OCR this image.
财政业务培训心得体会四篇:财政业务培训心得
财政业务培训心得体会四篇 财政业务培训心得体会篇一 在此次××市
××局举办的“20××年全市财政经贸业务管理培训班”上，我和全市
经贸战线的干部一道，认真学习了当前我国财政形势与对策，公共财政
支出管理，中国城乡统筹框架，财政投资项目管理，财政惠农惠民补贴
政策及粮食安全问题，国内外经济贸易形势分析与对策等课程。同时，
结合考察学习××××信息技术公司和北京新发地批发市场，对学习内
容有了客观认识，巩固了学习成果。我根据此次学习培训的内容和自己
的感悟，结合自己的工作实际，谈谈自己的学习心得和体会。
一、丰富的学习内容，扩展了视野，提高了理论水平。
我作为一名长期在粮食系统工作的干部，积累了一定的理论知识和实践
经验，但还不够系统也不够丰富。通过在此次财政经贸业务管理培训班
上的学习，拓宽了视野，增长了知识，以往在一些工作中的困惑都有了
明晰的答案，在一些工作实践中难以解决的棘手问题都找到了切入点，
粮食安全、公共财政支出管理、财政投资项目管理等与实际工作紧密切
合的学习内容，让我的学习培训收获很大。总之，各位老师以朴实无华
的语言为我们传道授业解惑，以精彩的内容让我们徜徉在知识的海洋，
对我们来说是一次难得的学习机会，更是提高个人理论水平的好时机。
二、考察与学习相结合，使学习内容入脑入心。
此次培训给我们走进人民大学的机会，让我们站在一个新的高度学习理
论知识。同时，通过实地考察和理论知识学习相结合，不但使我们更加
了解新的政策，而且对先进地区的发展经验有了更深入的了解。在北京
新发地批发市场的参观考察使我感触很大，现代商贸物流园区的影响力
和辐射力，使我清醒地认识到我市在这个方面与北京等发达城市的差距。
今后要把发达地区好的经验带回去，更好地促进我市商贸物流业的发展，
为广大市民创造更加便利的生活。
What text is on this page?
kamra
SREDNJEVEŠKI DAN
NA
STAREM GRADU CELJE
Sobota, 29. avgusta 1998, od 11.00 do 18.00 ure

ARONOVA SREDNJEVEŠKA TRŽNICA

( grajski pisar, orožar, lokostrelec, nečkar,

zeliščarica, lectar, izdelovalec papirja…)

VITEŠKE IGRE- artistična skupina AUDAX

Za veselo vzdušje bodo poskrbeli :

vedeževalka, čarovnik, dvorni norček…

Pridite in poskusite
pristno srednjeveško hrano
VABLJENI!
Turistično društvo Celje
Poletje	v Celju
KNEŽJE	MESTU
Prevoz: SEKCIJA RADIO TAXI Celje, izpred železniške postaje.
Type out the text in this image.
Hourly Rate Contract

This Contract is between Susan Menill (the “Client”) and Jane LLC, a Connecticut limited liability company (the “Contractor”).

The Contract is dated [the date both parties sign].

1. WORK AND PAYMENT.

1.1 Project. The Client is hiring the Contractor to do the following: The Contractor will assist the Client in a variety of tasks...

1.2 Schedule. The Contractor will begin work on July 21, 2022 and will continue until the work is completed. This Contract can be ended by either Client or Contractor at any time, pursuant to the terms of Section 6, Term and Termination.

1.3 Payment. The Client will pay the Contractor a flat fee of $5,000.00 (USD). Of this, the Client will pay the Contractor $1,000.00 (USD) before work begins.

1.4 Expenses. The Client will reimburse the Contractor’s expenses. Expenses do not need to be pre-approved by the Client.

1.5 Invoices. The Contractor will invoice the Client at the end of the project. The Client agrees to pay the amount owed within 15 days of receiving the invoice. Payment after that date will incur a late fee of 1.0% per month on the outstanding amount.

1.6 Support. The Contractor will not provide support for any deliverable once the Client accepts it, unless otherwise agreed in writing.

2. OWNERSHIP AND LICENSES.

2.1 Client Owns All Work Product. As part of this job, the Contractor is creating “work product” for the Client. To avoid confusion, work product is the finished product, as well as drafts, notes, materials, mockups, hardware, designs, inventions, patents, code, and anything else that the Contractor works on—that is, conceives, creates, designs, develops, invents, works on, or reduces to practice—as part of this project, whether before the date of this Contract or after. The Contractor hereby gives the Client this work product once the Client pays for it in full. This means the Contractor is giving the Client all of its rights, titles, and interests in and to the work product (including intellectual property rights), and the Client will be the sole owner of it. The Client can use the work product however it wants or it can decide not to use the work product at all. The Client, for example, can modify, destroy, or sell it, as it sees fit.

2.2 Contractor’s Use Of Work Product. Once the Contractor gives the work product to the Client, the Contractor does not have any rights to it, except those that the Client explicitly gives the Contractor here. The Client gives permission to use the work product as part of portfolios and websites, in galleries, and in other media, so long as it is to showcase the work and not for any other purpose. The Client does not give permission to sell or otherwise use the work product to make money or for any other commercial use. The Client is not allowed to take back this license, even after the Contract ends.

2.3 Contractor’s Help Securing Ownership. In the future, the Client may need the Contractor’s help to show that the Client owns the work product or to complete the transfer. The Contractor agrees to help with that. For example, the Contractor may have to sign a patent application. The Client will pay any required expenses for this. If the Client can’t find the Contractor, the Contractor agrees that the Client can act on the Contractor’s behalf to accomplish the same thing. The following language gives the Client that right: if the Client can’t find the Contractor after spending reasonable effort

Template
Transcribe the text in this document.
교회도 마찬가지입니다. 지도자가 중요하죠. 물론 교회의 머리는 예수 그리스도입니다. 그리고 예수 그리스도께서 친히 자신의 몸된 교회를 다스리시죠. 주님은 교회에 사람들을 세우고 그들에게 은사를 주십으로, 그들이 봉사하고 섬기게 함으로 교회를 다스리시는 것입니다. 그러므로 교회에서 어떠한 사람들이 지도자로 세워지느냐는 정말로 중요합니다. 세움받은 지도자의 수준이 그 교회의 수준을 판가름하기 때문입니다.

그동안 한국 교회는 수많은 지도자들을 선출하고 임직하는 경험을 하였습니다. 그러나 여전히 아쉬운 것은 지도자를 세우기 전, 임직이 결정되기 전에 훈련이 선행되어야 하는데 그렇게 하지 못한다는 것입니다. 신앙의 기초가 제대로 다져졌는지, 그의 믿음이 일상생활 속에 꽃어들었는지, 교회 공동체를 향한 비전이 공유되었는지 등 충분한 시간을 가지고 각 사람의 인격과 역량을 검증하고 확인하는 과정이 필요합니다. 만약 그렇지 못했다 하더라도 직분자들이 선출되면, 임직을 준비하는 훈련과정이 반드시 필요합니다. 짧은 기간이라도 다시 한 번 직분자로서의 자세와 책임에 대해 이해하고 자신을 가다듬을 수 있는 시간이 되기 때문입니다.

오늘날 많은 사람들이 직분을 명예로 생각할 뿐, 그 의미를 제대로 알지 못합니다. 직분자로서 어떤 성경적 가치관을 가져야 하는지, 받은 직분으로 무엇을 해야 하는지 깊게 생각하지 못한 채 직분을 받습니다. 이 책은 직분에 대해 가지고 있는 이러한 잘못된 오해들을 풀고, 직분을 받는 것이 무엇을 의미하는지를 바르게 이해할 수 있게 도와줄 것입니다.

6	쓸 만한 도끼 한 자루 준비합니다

^^^^^^^^

• **Required work**
Lines from the records above that hold "agrees" are the ones to list.

• **Full output**
1.5 Invoices. The Contractor will invoice the Client at the end of the project. The Client agrees to pay the amount owed within 15 days of receiving the invoice. Payment after that date will incur a late fee of 1.0% per month on the outstanding amount.
2.3 Contractor’s Help Securing Ownership. In the future, the Client may need the Contractor’s help to show that the Client owns the work product or to complete the transfer. The Contractor agrees to help with that. For example, the Contractor may have to sign a patent application. The Client will pay any required expenses for this. If the Client can’t find the Contractor, the Contractor agrees that the Client can act on the Contractor’s behalf to accomplish the same thing. The following language gives the Client that right: if the Client can’t find the Contractor after spending reasonable effort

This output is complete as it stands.